Your instructions: Every entry here needs to be repeated exactly.
start
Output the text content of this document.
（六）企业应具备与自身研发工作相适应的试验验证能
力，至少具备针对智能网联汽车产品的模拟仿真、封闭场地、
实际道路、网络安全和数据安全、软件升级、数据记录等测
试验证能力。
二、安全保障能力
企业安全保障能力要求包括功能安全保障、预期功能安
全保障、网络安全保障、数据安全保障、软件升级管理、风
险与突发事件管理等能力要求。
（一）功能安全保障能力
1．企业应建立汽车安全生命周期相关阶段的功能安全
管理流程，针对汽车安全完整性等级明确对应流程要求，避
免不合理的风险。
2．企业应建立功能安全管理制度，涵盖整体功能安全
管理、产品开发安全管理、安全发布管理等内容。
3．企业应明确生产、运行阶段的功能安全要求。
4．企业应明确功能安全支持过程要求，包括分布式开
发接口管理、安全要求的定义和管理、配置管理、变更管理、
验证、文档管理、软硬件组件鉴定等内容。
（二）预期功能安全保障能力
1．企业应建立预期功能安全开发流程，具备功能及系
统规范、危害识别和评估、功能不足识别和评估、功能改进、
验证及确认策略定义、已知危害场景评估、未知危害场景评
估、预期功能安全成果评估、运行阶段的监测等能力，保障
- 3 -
end
Written reply:
Output the text content of this document.
（六）企业应具备与自身研发工作相适应的试验验证能
力，至少具备针对智能网联汽车产品的模拟仿真、封闭场地、
实际道路、网络安全和数据安全、软件升级、数据记录等测
试验证能力。
二、安全保障能力
企业安全保障能力要求包括功能安全保障、预期功能安
全保障、网络安全保障、数据安全保障、软件升级管理、风
险与突发事件管理等能力要求。
（一）功能安全保障能力
1．企业应建立汽车安全生命周期相关阶段的功能安全
管理流程，针对汽车安全完整性等级明确对应流程要求，避
免不合理的风险。
2．企业应建立功能安全管理制度，涵盖整体功能安全
管理、产品开发安全管理、安全发布管理等内容。
3．企业应明确生产、运行阶段的功能安全要求。
4．企业应明确功能安全支持过程要求，包括分布式开
发接口管理、安全要求的定义和管理、配置管理、变更管理、
验证、文档管理、软硬件组件鉴定等内容。
（二）预期功能安全保障能力
1．企业应建立预期功能安全开发流程，具备功能及系
统规范、危害识别和评估、功能不足识别和评估、功能改进、
验证及确认策略定义、已知危害场景评估、未知危害场景评
估、预期功能安全成果评估、运行阶段的监测等能力，保障
- 3 -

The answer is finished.